*Work to be completed*
Nothing but the text should be carried over: reproduce all the data exactly and leave out every image.

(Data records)
▽

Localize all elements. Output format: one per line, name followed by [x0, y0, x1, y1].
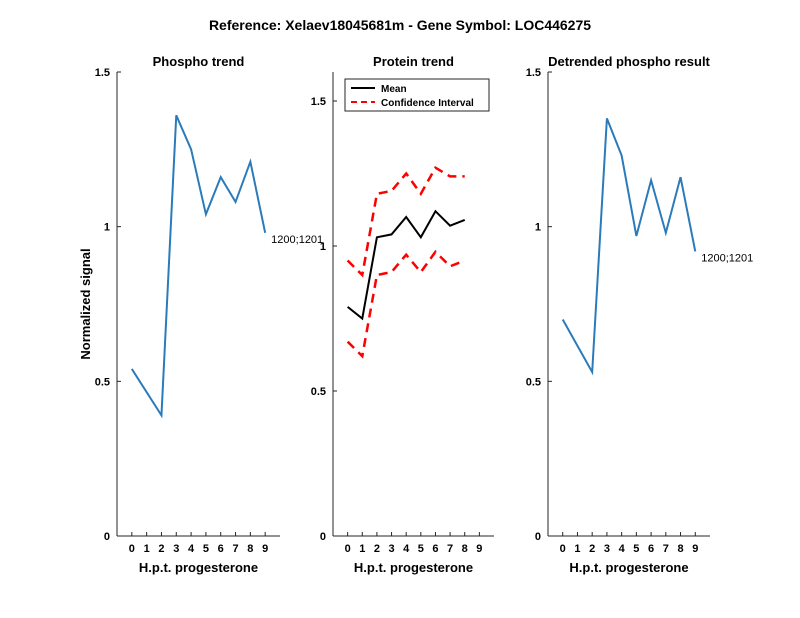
- x-tick-label: 2: [374, 543, 380, 555]
- series-line-0: [347, 209, 466, 321]
- figure-title: Reference: Xelaev18045681m - Gene Symbol…: [209, 17, 591, 33]
- x-tick-label: 2: [158, 543, 164, 555]
- x-tick-label: 5: [633, 543, 639, 555]
- x-tick-label: 0: [560, 543, 566, 555]
- x-axis-label: H.p.t. progesterone: [139, 560, 258, 575]
- x-tick-label: 6: [432, 543, 438, 555]
- x-tick-label: 5: [418, 543, 424, 555]
- y-tick-label: 1.5: [526, 67, 541, 79]
- plot-title: Detrended phospho result: [548, 54, 710, 69]
- x-tick-label: 4: [619, 543, 626, 555]
- y-tick-label: 0.5: [95, 376, 110, 388]
- legend-label-0: Mean: [381, 84, 407, 95]
- end-label: 1200;1201: [701, 252, 753, 264]
- x-tick-label: 7: [663, 543, 669, 555]
- y-axis-label: Normalized signal: [78, 248, 93, 359]
- x-tick-label: 9: [262, 543, 268, 555]
- y-tick-label: 0: [320, 531, 326, 543]
- x-tick-label: 6: [218, 543, 224, 555]
- series-line-0: [130, 114, 267, 419]
- x-tick-label: 8: [247, 543, 253, 555]
- y-tick-label: 0: [104, 531, 110, 543]
- x-tick-label: 1: [359, 543, 365, 555]
- x-tick-label: 9: [692, 543, 698, 555]
- x-tick-label: 4: [403, 543, 410, 555]
- plot-title: Phospho trend: [153, 54, 245, 69]
- x-tick-label: 8: [462, 543, 468, 555]
- x-tick-label: 3: [173, 543, 179, 555]
- x-tick-label: 7: [232, 543, 238, 555]
- y-tick-label: 0: [535, 531, 541, 543]
- y-tick-label: 1.5: [311, 96, 326, 108]
- plot-title: Protein trend: [373, 54, 454, 69]
- x-tick-label: 7: [447, 543, 453, 555]
- x-tick-label: 8: [677, 543, 683, 555]
- x-tick-label: 4: [188, 543, 195, 555]
- y-tick-label: 1: [535, 222, 541, 234]
- x-tick-label: 2: [589, 543, 595, 555]
- legend-label-1: Confidence Interval: [381, 98, 474, 109]
- x-tick-label: 3: [388, 543, 394, 555]
- legend-box: [344, 78, 490, 112]
- series-line-2: [346, 249, 466, 359]
- series-line-1: [346, 165, 465, 278]
- end-label: 1200;1201: [271, 234, 323, 246]
- y-tick-label: 1.5: [95, 67, 110, 79]
- series-line-0: [561, 118, 697, 376]
- x-tick-label: 3: [604, 543, 610, 555]
- x-axis-label: H.p.t. progesterone: [569, 560, 688, 575]
- x-axis-label: H.p.t. progesterone: [354, 560, 473, 575]
- y-tick-label: 0.5: [311, 386, 326, 398]
- y-tick-label: 1: [320, 241, 326, 253]
- x-tick-label: 5: [203, 543, 209, 555]
- x-tick-label: 9: [476, 543, 482, 555]
- y-tick-label: 1: [104, 222, 110, 234]
- x-tick-label: 0: [129, 543, 135, 555]
- x-tick-label: 1: [574, 543, 580, 555]
- x-tick-label: 0: [345, 543, 351, 555]
- x-tick-label: 6: [648, 543, 654, 555]
- y-tick-label: 0.5: [526, 376, 541, 388]
- x-tick-label: 1: [144, 543, 150, 555]
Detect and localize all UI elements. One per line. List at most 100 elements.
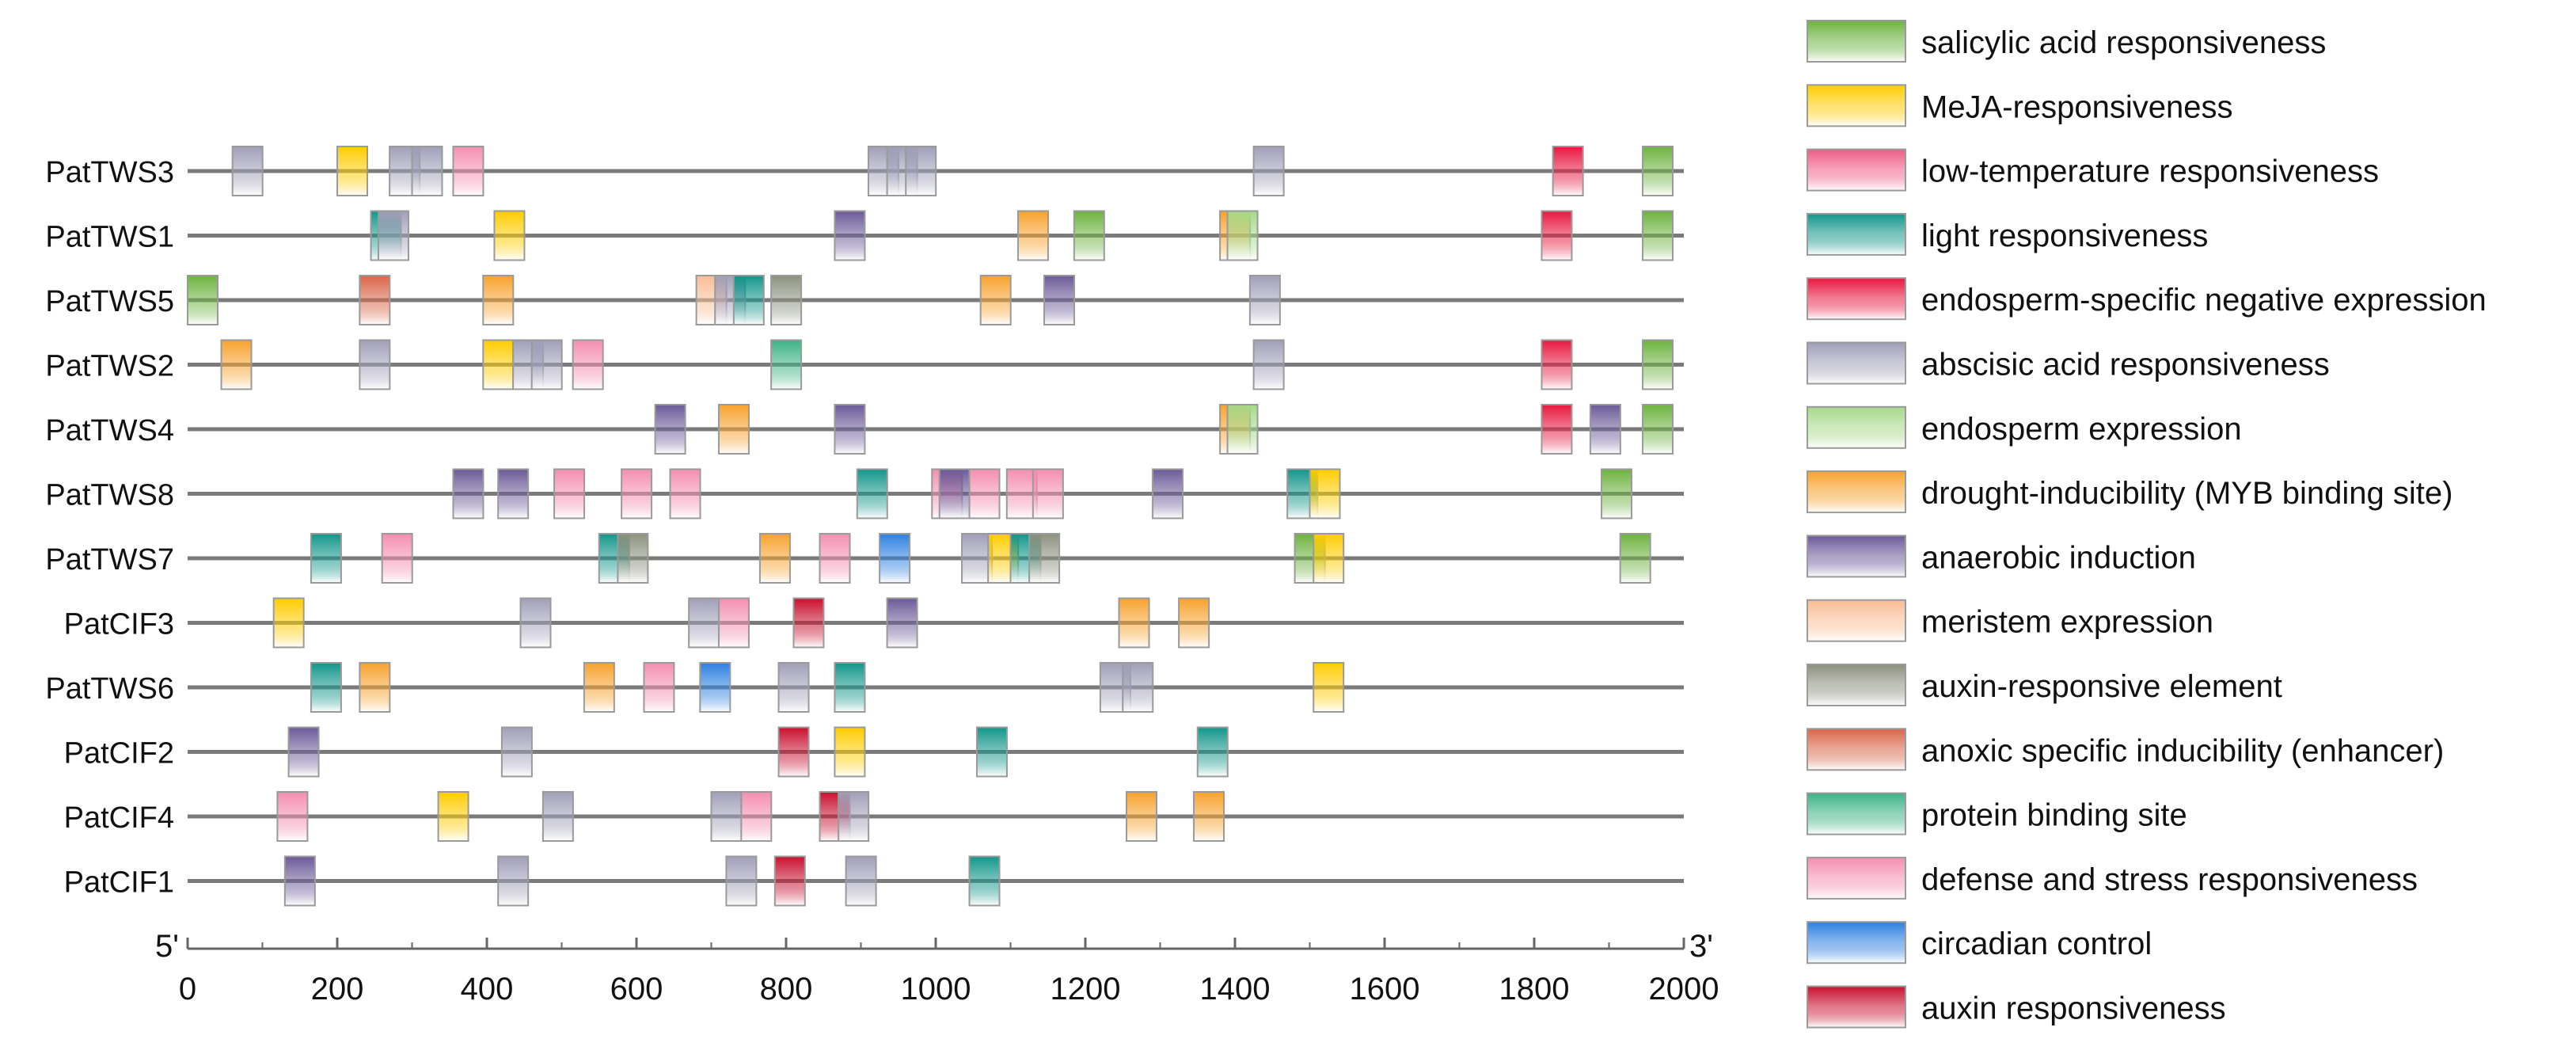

△

*Response area*
Localize all elements. Output format: one per line, name followed by [x0, y0, x1, y1].
- x-tick-label: 2: [374, 543, 380, 555]
- series-line-0: [347, 209, 466, 321]
- figure-title: Reference: Xelaev18045681m - Gene Symbol…: [209, 17, 591, 33]
- x-tick-label: 2: [158, 543, 164, 555]
- x-tick-label: 5: [633, 543, 639, 555]
- x-tick-label: 0: [560, 543, 566, 555]
- x-axis-label: H.p.t. progesterone: [139, 560, 258, 575]
- x-tick-label: 6: [432, 543, 438, 555]
- x-tick-label: 5: [418, 543, 424, 555]
- y-tick-label: 1.5: [526, 67, 541, 79]
- plot-title: Detrended phospho result: [548, 54, 710, 69]
- x-tick-label: 4: [619, 543, 626, 555]
- y-tick-label: 0.5: [95, 376, 110, 388]
- legend-label-0: Mean: [381, 84, 407, 95]
- end-label: 1200;1201: [701, 252, 753, 264]
- x-tick-label: 7: [663, 543, 669, 555]
- y-axis-label: Normalized signal: [78, 248, 93, 359]
- x-tick-label: 9: [262, 543, 268, 555]
- y-tick-label: 0: [320, 531, 326, 543]
- x-tick-label: 6: [218, 543, 224, 555]
- series-line-0: [130, 114, 267, 419]
- x-tick-label: 8: [247, 543, 253, 555]
- y-tick-label: 0: [104, 531, 110, 543]
- x-tick-label: 1: [359, 543, 365, 555]
- x-tick-label: 9: [692, 543, 698, 555]
- x-tick-label: 4: [403, 543, 410, 555]
- plot-title: Phospho trend: [153, 54, 245, 69]
- x-tick-label: 8: [462, 543, 468, 555]
- x-tick-label: 3: [173, 543, 179, 555]
- x-tick-label: 7: [232, 543, 238, 555]
- y-tick-label: 0: [535, 531, 541, 543]
- y-tick-label: 1.5: [311, 96, 326, 108]
- plot-title: Protein trend: [373, 54, 454, 69]
- x-tick-label: 7: [447, 543, 453, 555]
- x-tick-label: 8: [677, 543, 683, 555]
- x-tick-label: 4: [188, 543, 195, 555]
- y-tick-label: 1: [535, 222, 541, 234]
- x-tick-label: 2: [589, 543, 595, 555]
- legend-label-1: Confidence Interval: [381, 98, 474, 109]
- x-tick-label: 3: [388, 543, 394, 555]
- legend-box: [344, 78, 490, 112]
- series-line-2: [346, 249, 466, 359]
- series-line-1: [346, 165, 465, 278]
- end-label: 1200;1201: [271, 234, 323, 246]
- y-tick-label: 1.5: [95, 67, 110, 79]
- series-line-0: [561, 118, 697, 376]
- x-tick-label: 3: [604, 543, 610, 555]
- x-axis-label: H.p.t. progesterone: [569, 560, 688, 575]
- x-axis-label: H.p.t. progesterone: [354, 560, 473, 575]
- y-tick-label: 0.5: [311, 386, 326, 398]
- y-tick-label: 1: [320, 241, 326, 253]
- x-tick-label: 5: [203, 543, 209, 555]
- x-tick-label: 9: [476, 543, 482, 555]
- y-tick-label: 1: [104, 222, 110, 234]
- x-tick-label: 0: [129, 543, 135, 555]
- x-tick-label: 1: [574, 543, 580, 555]
- x-tick-label: 0: [345, 543, 351, 555]
- x-tick-label: 6: [648, 543, 654, 555]
- y-tick-label: 0.5: [526, 376, 541, 388]
- x-tick-label: 1: [144, 543, 150, 555]
Detect and localize all UI elements. One per line. List at most 100 elements.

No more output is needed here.